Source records
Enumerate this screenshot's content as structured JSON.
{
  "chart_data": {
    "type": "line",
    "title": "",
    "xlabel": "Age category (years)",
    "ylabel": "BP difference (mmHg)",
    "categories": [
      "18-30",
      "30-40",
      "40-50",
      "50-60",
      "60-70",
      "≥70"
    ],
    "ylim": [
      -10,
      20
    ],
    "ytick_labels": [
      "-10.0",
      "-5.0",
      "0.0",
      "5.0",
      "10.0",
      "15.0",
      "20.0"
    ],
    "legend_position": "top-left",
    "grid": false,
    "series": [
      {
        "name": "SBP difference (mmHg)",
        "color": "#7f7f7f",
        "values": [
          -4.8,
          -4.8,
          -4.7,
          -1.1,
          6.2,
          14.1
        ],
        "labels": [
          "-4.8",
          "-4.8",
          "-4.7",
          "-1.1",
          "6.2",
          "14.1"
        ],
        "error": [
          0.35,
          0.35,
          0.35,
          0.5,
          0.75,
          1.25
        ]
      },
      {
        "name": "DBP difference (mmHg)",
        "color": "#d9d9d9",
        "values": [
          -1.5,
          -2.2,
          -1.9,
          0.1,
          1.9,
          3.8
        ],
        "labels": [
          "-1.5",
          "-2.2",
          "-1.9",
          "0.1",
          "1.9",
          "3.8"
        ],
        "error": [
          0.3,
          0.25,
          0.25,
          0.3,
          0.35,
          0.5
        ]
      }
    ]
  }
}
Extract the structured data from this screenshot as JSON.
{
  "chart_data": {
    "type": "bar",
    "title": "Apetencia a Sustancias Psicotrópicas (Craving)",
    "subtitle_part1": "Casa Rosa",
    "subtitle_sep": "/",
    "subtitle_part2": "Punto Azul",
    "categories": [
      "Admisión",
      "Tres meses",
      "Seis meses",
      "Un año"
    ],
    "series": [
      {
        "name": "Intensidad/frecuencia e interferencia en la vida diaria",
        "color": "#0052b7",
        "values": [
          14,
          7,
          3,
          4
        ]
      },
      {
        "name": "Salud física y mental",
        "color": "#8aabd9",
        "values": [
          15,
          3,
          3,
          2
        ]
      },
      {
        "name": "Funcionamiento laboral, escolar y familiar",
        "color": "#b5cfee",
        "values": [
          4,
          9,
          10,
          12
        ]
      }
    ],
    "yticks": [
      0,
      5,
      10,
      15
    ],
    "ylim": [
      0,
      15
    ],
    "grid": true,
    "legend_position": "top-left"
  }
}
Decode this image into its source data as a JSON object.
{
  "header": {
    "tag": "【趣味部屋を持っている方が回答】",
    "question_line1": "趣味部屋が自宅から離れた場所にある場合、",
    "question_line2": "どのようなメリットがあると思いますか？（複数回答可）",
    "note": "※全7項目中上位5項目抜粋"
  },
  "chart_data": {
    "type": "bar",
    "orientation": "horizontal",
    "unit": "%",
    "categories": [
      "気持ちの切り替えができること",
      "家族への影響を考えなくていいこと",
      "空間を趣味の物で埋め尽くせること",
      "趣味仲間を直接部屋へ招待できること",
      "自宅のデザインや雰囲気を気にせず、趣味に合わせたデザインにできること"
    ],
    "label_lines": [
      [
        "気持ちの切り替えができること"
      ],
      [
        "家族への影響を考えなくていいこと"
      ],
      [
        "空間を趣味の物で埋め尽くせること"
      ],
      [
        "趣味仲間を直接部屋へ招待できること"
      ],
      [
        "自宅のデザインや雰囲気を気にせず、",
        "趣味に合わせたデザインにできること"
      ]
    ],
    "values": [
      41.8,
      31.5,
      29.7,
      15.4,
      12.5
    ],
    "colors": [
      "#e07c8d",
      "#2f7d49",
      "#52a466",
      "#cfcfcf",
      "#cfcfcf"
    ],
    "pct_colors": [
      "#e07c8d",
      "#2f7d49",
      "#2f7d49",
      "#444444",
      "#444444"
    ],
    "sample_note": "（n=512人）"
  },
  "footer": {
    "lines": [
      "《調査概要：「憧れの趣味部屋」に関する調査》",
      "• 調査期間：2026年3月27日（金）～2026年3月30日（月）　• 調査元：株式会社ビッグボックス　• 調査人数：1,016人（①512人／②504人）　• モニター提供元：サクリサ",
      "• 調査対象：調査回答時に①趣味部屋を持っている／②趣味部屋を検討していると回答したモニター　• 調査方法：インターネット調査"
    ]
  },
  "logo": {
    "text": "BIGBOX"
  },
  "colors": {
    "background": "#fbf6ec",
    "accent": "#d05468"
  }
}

§ **Problem**
Report every line in the data above in which the word "difference" appears.

§ **Answer to the task**
    "ylabel": "BP difference (mmHg)",
        "name": "SBP difference (mmHg)",
        "name": "DBP difference (mmHg)",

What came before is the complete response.